> [Your assignment]: Using the material below, write out every entry exactly.

> [Records provided]:
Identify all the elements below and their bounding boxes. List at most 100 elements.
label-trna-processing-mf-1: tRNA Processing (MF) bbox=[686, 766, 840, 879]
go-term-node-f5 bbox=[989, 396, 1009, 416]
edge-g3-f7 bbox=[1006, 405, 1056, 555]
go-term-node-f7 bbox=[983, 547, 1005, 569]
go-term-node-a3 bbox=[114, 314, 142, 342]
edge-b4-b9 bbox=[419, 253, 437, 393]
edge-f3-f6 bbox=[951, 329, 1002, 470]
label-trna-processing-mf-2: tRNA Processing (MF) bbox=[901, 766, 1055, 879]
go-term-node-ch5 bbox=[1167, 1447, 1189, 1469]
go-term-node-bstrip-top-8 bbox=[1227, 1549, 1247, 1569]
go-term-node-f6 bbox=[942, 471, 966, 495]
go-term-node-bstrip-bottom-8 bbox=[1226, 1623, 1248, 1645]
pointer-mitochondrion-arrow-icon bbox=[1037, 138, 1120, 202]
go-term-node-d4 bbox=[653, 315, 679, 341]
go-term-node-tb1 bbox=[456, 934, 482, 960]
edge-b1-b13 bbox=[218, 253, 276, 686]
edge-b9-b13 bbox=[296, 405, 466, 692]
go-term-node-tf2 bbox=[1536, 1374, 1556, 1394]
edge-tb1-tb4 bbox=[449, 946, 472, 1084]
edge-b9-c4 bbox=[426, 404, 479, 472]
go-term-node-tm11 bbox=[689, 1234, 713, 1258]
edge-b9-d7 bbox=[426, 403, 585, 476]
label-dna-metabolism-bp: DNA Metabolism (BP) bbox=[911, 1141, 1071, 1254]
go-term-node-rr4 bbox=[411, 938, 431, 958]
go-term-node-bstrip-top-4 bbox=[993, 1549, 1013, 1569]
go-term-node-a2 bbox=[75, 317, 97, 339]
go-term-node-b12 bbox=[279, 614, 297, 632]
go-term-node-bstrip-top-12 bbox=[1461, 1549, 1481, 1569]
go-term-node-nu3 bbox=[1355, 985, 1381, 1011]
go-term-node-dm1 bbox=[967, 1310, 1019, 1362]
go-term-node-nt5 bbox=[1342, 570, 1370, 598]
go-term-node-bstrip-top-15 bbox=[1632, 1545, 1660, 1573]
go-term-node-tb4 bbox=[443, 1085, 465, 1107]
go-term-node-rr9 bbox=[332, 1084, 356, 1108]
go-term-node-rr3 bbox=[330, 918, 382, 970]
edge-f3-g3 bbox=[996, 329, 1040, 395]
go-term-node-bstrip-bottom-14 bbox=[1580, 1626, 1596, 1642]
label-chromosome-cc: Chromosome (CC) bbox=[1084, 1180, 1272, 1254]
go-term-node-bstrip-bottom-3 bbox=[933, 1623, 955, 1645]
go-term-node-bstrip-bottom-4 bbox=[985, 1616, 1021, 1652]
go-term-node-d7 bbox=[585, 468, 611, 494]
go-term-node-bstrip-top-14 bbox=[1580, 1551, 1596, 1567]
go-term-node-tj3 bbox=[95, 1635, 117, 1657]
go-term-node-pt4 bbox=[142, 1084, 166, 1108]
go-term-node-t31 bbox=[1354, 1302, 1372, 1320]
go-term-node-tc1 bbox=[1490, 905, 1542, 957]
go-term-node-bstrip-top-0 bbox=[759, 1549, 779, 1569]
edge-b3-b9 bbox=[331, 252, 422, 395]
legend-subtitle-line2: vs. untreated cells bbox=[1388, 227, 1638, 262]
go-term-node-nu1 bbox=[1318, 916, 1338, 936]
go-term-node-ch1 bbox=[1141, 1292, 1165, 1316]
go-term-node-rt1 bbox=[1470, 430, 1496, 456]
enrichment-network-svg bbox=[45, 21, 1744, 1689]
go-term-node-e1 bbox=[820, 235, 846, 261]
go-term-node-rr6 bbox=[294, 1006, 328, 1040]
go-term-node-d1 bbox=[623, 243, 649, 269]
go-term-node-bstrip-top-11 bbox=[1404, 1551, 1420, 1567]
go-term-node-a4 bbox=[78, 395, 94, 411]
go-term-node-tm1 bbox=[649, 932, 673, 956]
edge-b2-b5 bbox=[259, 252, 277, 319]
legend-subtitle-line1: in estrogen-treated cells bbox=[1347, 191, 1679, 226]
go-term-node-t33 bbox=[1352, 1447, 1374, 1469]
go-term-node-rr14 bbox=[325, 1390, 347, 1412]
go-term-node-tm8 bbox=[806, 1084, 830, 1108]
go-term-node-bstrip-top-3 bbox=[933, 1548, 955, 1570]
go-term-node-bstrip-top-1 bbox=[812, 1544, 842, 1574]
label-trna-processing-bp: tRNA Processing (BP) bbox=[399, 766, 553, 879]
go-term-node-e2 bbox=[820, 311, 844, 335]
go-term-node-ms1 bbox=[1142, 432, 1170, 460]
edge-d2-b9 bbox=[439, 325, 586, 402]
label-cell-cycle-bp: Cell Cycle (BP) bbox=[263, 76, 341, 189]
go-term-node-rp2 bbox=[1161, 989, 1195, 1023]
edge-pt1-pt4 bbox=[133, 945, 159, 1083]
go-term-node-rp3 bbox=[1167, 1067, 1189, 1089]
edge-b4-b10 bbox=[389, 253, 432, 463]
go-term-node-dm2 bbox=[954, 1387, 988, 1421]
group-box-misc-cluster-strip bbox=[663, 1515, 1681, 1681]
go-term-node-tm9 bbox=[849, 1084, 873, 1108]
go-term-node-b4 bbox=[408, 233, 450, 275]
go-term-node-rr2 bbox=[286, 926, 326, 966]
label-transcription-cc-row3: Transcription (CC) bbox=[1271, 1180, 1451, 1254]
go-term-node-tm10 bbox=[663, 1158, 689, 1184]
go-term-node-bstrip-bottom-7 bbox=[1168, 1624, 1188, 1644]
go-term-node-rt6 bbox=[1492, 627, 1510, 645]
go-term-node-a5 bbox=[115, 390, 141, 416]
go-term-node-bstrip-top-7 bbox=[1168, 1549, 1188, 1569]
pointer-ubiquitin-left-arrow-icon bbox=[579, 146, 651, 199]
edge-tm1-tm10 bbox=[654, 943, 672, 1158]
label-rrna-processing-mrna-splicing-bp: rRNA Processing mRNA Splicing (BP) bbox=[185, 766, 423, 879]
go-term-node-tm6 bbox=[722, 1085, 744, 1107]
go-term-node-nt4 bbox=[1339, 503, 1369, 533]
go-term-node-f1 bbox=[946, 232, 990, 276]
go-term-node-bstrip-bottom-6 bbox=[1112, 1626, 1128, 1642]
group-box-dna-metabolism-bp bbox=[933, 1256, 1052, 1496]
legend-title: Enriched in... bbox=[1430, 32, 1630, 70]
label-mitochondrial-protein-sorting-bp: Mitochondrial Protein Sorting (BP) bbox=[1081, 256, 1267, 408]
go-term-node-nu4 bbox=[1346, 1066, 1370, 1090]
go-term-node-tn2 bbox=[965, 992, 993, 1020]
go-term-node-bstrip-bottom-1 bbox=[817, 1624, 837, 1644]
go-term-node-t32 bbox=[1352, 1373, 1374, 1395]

> [Solution]:
Identify all the elements below and their bounding boxes. List at most 100 elements.
label-trna-processing-mf-1: tRNA Processing (MF) bbox=[686, 766, 840, 879]
go-term-node-f5 bbox=[989, 396, 1009, 416]
edge-g3-f7 bbox=[1006, 405, 1056, 555]
go-term-node-f7 bbox=[983, 547, 1005, 569]
go-term-node-a3 bbox=[114, 314, 142, 342]
edge-b4-b9 bbox=[419, 253, 437, 393]
edge-f3-f6 bbox=[951, 329, 1002, 470]
label-trna-processing-mf-2: tRNA Processing (MF) bbox=[901, 766, 1055, 879]
go-term-node-ch5 bbox=[1167, 1447, 1189, 1469]
go-term-node-bstrip-top-8 bbox=[1227, 1549, 1247, 1569]
go-term-node-f6 bbox=[942, 471, 966, 495]
go-term-node-bstrip-bottom-8 bbox=[1226, 1623, 1248, 1645]
pointer-mitochondrion-arrow-icon bbox=[1037, 138, 1120, 202]
go-term-node-d4 bbox=[653, 315, 679, 341]
go-term-node-tb1 bbox=[456, 934, 482, 960]
edge-b1-b13 bbox=[218, 253, 276, 686]
edge-b9-b13 bbox=[296, 405, 466, 692]
go-term-node-tf2 bbox=[1536, 1374, 1556, 1394]
edge-tb1-tb4 bbox=[449, 946, 472, 1084]
edge-b9-c4 bbox=[426, 404, 479, 472]
go-term-node-tm11 bbox=[689, 1234, 713, 1258]
edge-b9-d7 bbox=[426, 403, 585, 476]
label-dna-metabolism-bp: DNA Metabolism (BP) bbox=[911, 1141, 1071, 1254]
go-term-node-rr4 bbox=[411, 938, 431, 958]
go-term-node-bstrip-top-4 bbox=[993, 1549, 1013, 1569]
go-term-node-a2 bbox=[75, 317, 97, 339]
go-term-node-b12 bbox=[279, 614, 297, 632]
go-term-node-bstrip-top-12 bbox=[1461, 1549, 1481, 1569]
go-term-node-nu3 bbox=[1355, 985, 1381, 1011]
go-term-node-dm1 bbox=[967, 1310, 1019, 1362]
go-term-node-nt5 bbox=[1342, 570, 1370, 598]
go-term-node-bstrip-top-15 bbox=[1632, 1545, 1660, 1573]
go-term-node-tb4 bbox=[443, 1085, 465, 1107]
go-term-node-rr9 bbox=[332, 1084, 356, 1108]
go-term-node-rr3 bbox=[330, 918, 382, 970]
edge-f3-g3 bbox=[996, 329, 1040, 395]
go-term-node-bstrip-bottom-14 bbox=[1580, 1626, 1596, 1642]
label-chromosome-cc: Chromosome (CC) bbox=[1084, 1180, 1272, 1254]
go-term-node-bstrip-bottom-3 bbox=[933, 1623, 955, 1645]
go-term-node-bstrip-bottom-4 bbox=[985, 1616, 1021, 1652]
go-term-node-d7 bbox=[585, 468, 611, 494]
go-term-node-bstrip-top-14 bbox=[1580, 1551, 1596, 1567]
go-term-node-tj3 bbox=[95, 1635, 117, 1657]
go-term-node-pt4 bbox=[142, 1084, 166, 1108]
go-term-node-t31 bbox=[1354, 1302, 1372, 1320]
go-term-node-tc1 bbox=[1490, 905, 1542, 957]
go-term-node-bstrip-top-0 bbox=[759, 1549, 779, 1569]
edge-b3-b9 bbox=[331, 252, 422, 395]
legend-subtitle-line2: vs. untreated cells bbox=[1388, 227, 1638, 262]
go-term-node-nu1 bbox=[1318, 916, 1338, 936]
go-term-node-ch1 bbox=[1141, 1292, 1165, 1316]
go-term-node-rt1 bbox=[1470, 430, 1496, 456]
enrichment-network-svg bbox=[45, 21, 1744, 1689]
go-term-node-e1 bbox=[820, 235, 846, 261]
go-term-node-rr6 bbox=[294, 1006, 328, 1040]
go-term-node-d1 bbox=[623, 243, 649, 269]
go-term-node-bstrip-top-11 bbox=[1404, 1551, 1420, 1567]
go-term-node-a4 bbox=[78, 395, 94, 411]
go-term-node-tm1 bbox=[649, 932, 673, 956]
edge-b2-b5 bbox=[259, 252, 277, 319]
legend-subtitle-line1: in estrogen-treated cells bbox=[1347, 191, 1679, 226]
go-term-node-t33 bbox=[1352, 1447, 1374, 1469]
go-term-node-rr14 bbox=[325, 1390, 347, 1412]
go-term-node-tm8 bbox=[806, 1084, 830, 1108]
go-term-node-bstrip-top-3 bbox=[933, 1548, 955, 1570]
go-term-node-bstrip-top-1 bbox=[812, 1544, 842, 1574]
label-trna-processing-bp: tRNA Processing (BP) bbox=[399, 766, 553, 879]
go-term-node-e2 bbox=[820, 311, 844, 335]
go-term-node-ms1 bbox=[1142, 432, 1170, 460]
edge-d2-b9 bbox=[439, 325, 586, 402]
label-cell-cycle-bp: Cell Cycle (BP) bbox=[263, 76, 341, 189]
go-term-node-rp2 bbox=[1161, 989, 1195, 1023]
edge-pt1-pt4 bbox=[133, 945, 159, 1083]
go-term-node-rp3 bbox=[1167, 1067, 1189, 1089]
edge-b4-b10 bbox=[389, 253, 432, 463]
go-term-node-dm2 bbox=[954, 1387, 988, 1421]
group-box-misc-cluster-strip bbox=[663, 1515, 1681, 1681]
go-term-node-tm9 bbox=[849, 1084, 873, 1108]
go-term-node-b4 bbox=[408, 233, 450, 275]
go-term-node-rr2 bbox=[286, 926, 326, 966]
label-transcription-cc-row3: Transcription (CC) bbox=[1271, 1180, 1451, 1254]
go-term-node-tm10 bbox=[663, 1158, 689, 1184]
go-term-node-bstrip-bottom-7 bbox=[1168, 1624, 1188, 1644]
go-term-node-rt6 bbox=[1492, 627, 1510, 645]
go-term-node-a5 bbox=[115, 390, 141, 416]
go-term-node-bstrip-top-7 bbox=[1168, 1549, 1188, 1569]
pointer-ubiquitin-left-arrow-icon bbox=[579, 146, 651, 199]
edge-tm1-tm10 bbox=[654, 943, 672, 1158]
label-rrna-processing-mrna-splicing-bp: rRNA Processing mRNA Splicing (BP) bbox=[185, 766, 423, 879]
go-term-node-tm6 bbox=[722, 1085, 744, 1107]
go-term-node-nt4 bbox=[1339, 503, 1369, 533]
go-term-node-f1 bbox=[946, 232, 990, 276]
go-term-node-bstrip-bottom-6 bbox=[1112, 1626, 1128, 1642]
group-box-dna-metabolism-bp bbox=[933, 1256, 1052, 1496]
legend-title: Enriched in... bbox=[1430, 32, 1630, 70]
label-mitochondrial-protein-sorting-bp: Mitochondrial Protein Sorting (BP) bbox=[1081, 256, 1267, 408]
go-term-node-nu4 bbox=[1346, 1066, 1370, 1090]
go-term-node-tn2 bbox=[965, 992, 993, 1020]
go-term-node-bstrip-bottom-1 bbox=[817, 1624, 837, 1644]
go-term-node-t32 bbox=[1352, 1373, 1374, 1395]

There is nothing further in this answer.